■ CONSIGNE ÉCRITE 1: Résumez en deux phrases le texte sur le silence de la Vieille Ville.
■ CONSIGNE ÉCRITE 2: D'après le texte sur le silence de la Vieille Ville, par quelle rue faut-il monter depuis la Place-Neuve ?
■ CONSIGNE ÉCRITE 3: Prolongez le texte sur le silence de la Vieille Ville à partir de sa dernière phrase.

■ EXTRAIT DE PAGE:
Si j'avais un conseil à donner - ce qu'à Dieu ne plaise - je dirais à des amis sensibles et attentifs : par un beau dimanche d'été, l'après-midi, quittez la Place-Neuve, inondée de soleil, avec, fidèle à son poste, le général Dufour, et montez par la petite rue dite de la Tertasse, vers la Vieille Ville. Où, après la maison de Saussure, tournant à droite, vous vous engagerez dans cette vallée d'ombre qu'est la Grand'Rue à ces heures. Et là, je vous le demande, ralentissez le pas. Et même, arrêtez-vous. Pour accueillir le silence. Un silence brusquement déchiré par des cris d'hirondelles filant à tire d'ailes en direction du lac. Invisible, bien sûr, mais qui néanmoins fait régner dans l'air une douceur insinuante.

 

Fermés les petits commerces, les antiquaires, les galeries d'art. Fermés aussi les cafés hélas. Pas une âme. Non plus que dans les « allées traversantes ». Mais le miracle du vide, précisément, est de rendre toutes choses plus présentes. Et si vous vous dirigez vers la rue de l'Hôtel-de-Ville, peut-être sentirez-vous une chose étrange : qu'en raison du beau temps la campagne environnante, avec ses blés, ses vignes, ses bois, ses collines douces, s'en vient secrètement loger dans cette bulle solitaire qu'est la Vieille Ville le dimanche. Cela se manifestant en vous alors par un état de bonheur intime où vous vivrez tous ces étés de votre enfance qui semblaient ne devoir jamais finir. Reste que cette campagne environnante, vous pouvez la contempler, si le coeur vous en dit, du haut de l'une des deux tours de la cathédrale.

 

 

Autre silence. La nuit. Bien après l'heure des festivités. Silence de l'Hôtel de Ville avec sa rampe pavée. Silence de la cour Saint-Pierre où les pigeons eux-mêmes semblent dormir. Silence, dans l'Arsenal, des canons rêvant à Dieu sait quelles batailles. On entend. par une fenêtre ouverte, quelqu'un tousser. Dégringolent soudain du carillon de la cathédrale les notes égrainant l'air frais et léger de Rouseau, qui a traversé trois siècles : « Allons danser sous les ormeaux... » Qui, après s'être tu, rend plus dense encore le silence alentour. Mais là n'est pas le plus important. Le plus important, c'est de percevoir dans les hauteurs obscures, non pas quelques rares étoiles - à cause de l'étroitesse des rues - mais quelque chose de bien plus subtil et complexe. A savoir une aura invisible en laquelle se retrouve, dirait-on. tout le vécu de cette ville.

Enregistrements issus d'une collection:
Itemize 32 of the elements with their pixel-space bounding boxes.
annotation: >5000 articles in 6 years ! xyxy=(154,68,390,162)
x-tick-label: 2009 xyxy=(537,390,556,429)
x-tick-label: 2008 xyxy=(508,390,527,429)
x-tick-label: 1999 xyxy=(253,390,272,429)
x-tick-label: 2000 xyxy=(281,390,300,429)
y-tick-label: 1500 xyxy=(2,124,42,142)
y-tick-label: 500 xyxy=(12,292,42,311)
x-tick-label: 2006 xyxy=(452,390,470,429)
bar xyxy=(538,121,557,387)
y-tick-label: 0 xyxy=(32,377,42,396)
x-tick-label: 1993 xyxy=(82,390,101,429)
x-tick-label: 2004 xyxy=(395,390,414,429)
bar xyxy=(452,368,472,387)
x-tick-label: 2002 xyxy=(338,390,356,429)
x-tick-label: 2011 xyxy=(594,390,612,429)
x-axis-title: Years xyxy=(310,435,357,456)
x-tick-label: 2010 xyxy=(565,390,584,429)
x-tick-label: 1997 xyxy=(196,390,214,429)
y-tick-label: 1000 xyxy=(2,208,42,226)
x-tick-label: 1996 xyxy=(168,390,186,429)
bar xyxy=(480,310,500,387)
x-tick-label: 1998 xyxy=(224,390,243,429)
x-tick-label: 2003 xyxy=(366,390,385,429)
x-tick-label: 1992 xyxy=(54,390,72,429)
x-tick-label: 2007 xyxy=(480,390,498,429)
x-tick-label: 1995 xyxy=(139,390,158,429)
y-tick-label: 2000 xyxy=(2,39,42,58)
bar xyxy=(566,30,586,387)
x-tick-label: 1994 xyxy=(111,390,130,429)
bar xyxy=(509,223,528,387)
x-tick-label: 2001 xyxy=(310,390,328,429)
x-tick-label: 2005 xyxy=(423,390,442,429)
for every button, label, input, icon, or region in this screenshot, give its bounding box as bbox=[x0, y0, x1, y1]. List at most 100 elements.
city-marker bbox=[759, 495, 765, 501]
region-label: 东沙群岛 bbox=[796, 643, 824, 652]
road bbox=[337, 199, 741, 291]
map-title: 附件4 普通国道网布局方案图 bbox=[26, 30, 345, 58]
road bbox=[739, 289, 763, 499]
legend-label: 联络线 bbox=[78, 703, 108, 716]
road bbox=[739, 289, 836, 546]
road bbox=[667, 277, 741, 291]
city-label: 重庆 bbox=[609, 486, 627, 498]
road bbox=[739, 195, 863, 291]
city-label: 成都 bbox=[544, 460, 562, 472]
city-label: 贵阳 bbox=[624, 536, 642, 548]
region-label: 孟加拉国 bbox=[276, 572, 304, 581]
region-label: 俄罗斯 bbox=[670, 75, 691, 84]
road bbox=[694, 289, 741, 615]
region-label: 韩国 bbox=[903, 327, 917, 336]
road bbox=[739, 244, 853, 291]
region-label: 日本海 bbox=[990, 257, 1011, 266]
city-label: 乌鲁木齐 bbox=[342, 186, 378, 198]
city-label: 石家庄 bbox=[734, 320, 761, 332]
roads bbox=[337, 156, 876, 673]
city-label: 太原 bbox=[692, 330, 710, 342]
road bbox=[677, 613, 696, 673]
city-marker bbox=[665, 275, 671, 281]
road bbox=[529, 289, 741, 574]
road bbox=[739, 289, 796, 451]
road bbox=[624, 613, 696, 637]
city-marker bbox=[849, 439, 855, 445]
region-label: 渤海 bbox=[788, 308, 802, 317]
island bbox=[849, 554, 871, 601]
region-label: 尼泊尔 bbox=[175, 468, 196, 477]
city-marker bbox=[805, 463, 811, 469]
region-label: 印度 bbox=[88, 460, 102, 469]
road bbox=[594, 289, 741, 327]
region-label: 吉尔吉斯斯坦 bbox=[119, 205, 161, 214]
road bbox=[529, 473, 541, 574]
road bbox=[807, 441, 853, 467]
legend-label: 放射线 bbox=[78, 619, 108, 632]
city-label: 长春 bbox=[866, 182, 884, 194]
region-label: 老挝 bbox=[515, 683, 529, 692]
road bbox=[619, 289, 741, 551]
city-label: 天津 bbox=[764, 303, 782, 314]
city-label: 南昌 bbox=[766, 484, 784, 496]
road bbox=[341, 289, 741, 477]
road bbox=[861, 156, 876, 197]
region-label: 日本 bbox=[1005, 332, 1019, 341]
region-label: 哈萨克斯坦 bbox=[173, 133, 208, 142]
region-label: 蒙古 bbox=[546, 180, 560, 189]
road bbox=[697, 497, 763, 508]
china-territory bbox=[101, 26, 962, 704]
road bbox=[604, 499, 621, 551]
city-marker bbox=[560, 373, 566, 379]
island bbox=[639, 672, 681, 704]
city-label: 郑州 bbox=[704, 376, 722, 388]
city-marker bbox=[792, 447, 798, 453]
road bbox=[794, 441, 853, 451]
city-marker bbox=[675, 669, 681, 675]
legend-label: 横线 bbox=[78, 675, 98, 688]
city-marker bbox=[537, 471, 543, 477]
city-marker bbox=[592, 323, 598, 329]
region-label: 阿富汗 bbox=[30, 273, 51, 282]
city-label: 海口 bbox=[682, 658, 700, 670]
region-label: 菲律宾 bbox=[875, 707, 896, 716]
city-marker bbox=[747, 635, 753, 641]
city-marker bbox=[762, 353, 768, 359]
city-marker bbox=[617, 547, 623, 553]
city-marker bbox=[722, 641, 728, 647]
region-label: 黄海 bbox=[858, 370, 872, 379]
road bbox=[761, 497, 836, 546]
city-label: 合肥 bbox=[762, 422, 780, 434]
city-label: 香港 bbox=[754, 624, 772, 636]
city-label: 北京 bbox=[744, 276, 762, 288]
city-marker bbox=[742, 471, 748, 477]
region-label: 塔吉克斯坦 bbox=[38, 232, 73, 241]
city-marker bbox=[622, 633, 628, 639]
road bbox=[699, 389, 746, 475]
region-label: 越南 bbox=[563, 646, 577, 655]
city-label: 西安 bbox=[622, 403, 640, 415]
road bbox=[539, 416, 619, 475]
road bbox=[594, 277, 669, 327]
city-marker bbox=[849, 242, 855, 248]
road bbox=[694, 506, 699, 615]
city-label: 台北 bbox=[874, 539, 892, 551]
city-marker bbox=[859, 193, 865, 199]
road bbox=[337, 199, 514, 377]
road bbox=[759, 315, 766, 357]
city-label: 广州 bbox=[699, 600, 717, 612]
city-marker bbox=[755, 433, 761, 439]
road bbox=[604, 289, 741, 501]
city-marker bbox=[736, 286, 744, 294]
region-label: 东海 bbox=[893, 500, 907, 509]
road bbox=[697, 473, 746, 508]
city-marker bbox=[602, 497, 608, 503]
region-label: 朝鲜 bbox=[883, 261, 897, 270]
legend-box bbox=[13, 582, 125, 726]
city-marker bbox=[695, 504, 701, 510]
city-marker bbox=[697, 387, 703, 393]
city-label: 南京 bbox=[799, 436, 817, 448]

■ RÉPONSE RÉDIGÉE 1: Le texte conseille de monter, un dimanche d'été après-midi, de la Place-Neuve vers la Vieille Ville et de s'arrêter dans la Grand'Rue pour accueillir le silence, là où les commerces et les cafés sont fermés et où le vide rend toutes choses plus présentes. La nuit, un autre silence règne à l'Hôtel de Ville, dans la cour Saint-Pierre et à l'Arsenal, et le plus important est alors de percevoir dans les hauteurs obscures une aura invisible où se retrouve tout le vécu de la ville.

■ RÉPONSE RÉDIGÉE 2: Par la petite rue dite de la Tertasse.

■ RÉPONSE RÉDIGÉE 3:
Après sa fondation, le temps des Franchises, la ville indépendante, la Réforme. l'entrée de la petite République enfin dans la Confédération helvétique. Mais plus encore les âmes de tous ceux qui, au cours des âges, ont fait de cette ville ce qu'elle est : artisans, commerçants, notables, sans parler des personnages plus ou moins illustres qui ont contribué au rayonnement de cette ville, à travers des disciplines abstraites (pas de campagne autour d'elle) théologie, droit, la banque, bien sûr, et par la suite la pédagogie. Tout cela, oui, émanant de ce que j'aime appeler la Ville haute. Qui mieux que tout m'a fait comprendre la juste et belle parole de Teilhard de Chardin : « Tout ce qui s'élève, converge ».
 

Mais rompant avec ces deux silences - dominical et nocturne - en voici un troisième : celui de l'aube, avec sa petite tache pâle annonciatrice de ce qui va suivre, autrement dit l'explosion colorée de l'aurore. Laquelle s'insinue par la rue des Chaudronniers (de jadis). Et dont l'éclat dans la douceur, dès mon adolescence, m'a renvoyé à l'expression mémorable de Homère : « L'Aurore aux doigts de rose ». Qui, à partir de là, vient délicatement touche le sommet des demeures tant populaires que patriciennes. Leur conférant la jeunesse même de la vie. Heure de tous les commencements, de toutes les promesses, où plus clair est le murmure des fontaines, plus alerte le pas des gens du matin allant à leur travail, plus gracieuses les silhouettes féminines. Bref, où l'austérité elle-même devient grâce.

 

 

 

 

Déjà les bateaux à roues s'en vont vers le haut lac, au-delà duquel on devine la Suisse et, au-delà encore, les Allemagnes. Et si, d'aventure, passant par la rue si bien nommée du Soleil-Levant, vous vous rendez à la promenade de la Treille, c'est la France, au loin. qui vous attend. Comme, par-delà les montagnes de Savoie, l'Italie. Pas de doute, l'Europe est là. Et dans cette tête matinale. Genève m'apparait chaque fois comme une graine ouverte au monde, chargée d'une énergie conquérante, mais éminemment pacifique et heureuse. Si bien que moi, qui n'ai pas une propension immodérée pour les slogans ou les formules officielles, je ne peux pas ne pas rappeler ici la devise que cette cité a faite sienne : Post tenebras lux. Après les ténèbres, la lumière. Celle des yeux comme celle, si possible, de l'esprit.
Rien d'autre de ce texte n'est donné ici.